- **The problem**
Select the lines of the records containing the word "text" and list them.

- **Supplied data**
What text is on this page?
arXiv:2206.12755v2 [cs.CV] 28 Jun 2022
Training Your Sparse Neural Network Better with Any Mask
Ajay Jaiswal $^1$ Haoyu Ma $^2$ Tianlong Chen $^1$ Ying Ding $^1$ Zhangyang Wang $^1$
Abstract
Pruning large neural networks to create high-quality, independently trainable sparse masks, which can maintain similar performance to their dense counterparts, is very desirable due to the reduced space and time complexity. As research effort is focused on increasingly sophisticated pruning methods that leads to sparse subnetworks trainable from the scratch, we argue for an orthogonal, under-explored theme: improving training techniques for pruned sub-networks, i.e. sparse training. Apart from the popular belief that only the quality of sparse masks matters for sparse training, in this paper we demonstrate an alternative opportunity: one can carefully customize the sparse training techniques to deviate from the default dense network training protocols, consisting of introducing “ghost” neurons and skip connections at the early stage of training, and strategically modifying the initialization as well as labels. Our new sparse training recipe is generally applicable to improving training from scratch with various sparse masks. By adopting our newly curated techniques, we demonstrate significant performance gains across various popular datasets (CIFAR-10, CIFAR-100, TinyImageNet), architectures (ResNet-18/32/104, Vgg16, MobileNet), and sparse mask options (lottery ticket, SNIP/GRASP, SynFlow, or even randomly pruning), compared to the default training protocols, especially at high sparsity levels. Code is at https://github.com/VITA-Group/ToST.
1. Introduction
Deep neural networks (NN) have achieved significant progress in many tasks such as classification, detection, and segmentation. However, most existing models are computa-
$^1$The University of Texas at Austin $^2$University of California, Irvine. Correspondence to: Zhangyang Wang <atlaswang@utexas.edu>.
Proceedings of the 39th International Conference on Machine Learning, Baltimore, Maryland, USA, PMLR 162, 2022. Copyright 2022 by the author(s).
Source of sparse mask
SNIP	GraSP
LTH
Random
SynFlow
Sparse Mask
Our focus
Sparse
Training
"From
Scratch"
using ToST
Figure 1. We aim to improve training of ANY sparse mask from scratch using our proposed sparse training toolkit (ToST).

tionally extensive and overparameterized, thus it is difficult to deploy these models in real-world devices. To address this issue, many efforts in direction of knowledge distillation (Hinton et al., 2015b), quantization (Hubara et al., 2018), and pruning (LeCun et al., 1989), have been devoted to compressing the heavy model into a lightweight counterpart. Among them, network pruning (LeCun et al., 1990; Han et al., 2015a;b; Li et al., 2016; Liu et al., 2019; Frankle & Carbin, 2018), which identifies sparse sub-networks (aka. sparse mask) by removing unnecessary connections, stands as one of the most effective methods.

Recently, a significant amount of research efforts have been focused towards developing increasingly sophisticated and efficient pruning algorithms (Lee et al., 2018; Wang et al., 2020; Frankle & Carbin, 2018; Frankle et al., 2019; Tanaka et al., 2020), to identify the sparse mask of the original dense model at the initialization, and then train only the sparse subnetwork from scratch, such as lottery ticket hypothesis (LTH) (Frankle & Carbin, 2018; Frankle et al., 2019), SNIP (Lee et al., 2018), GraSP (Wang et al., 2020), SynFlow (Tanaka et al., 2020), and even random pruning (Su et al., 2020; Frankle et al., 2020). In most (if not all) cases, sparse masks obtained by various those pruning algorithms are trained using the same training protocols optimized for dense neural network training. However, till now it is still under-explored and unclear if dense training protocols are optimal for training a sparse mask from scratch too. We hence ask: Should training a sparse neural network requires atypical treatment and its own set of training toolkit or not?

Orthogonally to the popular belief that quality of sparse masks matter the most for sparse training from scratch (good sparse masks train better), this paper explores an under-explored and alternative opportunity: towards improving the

...

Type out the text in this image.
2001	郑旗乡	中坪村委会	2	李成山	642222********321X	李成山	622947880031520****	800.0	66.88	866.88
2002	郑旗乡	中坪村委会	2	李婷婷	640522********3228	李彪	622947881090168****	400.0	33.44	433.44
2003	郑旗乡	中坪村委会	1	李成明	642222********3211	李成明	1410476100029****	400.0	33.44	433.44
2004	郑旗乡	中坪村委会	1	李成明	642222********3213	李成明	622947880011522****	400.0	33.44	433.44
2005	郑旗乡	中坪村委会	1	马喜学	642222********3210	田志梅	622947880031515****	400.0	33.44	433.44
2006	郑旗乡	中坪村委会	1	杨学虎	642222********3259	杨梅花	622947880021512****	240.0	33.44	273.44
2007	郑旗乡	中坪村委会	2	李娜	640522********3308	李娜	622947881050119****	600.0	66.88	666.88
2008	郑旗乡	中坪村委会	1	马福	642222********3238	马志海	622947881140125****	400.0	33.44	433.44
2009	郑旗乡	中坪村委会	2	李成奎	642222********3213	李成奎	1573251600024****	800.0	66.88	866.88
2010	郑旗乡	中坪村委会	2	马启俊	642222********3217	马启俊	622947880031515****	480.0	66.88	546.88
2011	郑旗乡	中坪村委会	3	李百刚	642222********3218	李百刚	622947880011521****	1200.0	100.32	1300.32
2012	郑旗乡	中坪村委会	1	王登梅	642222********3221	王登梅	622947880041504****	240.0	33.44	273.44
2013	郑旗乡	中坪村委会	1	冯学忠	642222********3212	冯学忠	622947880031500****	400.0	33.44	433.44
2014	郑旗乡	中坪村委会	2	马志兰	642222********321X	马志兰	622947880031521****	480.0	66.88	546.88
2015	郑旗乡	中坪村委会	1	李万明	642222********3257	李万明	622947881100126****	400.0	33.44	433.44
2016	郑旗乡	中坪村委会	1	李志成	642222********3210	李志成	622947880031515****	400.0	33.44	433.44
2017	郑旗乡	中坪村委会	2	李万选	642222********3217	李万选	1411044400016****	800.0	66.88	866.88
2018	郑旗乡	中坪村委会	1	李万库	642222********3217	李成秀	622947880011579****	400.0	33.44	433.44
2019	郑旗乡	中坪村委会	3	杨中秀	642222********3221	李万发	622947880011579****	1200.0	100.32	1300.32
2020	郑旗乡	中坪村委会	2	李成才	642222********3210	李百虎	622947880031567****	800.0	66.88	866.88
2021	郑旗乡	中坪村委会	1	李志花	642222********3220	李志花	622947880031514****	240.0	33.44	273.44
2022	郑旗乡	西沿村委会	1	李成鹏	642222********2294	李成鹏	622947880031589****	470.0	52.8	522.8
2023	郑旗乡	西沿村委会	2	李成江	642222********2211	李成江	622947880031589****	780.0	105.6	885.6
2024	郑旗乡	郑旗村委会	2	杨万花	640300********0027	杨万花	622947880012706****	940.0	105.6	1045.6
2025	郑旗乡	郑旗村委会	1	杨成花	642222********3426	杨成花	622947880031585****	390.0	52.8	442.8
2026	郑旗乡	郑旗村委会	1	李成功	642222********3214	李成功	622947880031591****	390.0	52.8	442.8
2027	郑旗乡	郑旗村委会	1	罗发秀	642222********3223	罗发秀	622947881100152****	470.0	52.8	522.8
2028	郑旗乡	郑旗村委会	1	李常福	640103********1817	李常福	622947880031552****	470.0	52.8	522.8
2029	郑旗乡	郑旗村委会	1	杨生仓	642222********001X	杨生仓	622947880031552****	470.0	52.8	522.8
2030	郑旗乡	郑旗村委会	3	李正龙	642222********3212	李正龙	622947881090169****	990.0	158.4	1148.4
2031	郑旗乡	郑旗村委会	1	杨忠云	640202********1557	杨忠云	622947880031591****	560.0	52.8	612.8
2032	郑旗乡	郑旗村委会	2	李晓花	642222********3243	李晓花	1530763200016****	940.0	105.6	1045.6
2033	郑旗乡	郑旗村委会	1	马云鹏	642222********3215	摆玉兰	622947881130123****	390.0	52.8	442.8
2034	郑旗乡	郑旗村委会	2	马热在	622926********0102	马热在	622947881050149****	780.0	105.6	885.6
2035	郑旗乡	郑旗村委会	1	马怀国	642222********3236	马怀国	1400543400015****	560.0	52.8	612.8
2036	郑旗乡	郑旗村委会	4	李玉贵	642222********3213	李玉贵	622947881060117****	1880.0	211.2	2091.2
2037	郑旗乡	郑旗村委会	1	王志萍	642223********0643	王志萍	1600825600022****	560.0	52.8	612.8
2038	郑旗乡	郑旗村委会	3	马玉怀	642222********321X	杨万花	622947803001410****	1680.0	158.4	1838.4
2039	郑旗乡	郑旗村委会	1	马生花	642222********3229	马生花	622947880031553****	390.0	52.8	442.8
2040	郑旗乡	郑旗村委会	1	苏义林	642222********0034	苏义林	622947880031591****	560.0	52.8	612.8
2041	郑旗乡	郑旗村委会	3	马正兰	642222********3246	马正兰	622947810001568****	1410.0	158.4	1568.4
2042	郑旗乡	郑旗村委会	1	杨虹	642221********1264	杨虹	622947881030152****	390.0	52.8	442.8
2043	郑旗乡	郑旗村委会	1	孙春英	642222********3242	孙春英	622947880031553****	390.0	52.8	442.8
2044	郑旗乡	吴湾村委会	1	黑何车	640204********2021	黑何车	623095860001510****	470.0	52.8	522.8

- **Problem solution**
What text is on this page?
Type out the text in this image.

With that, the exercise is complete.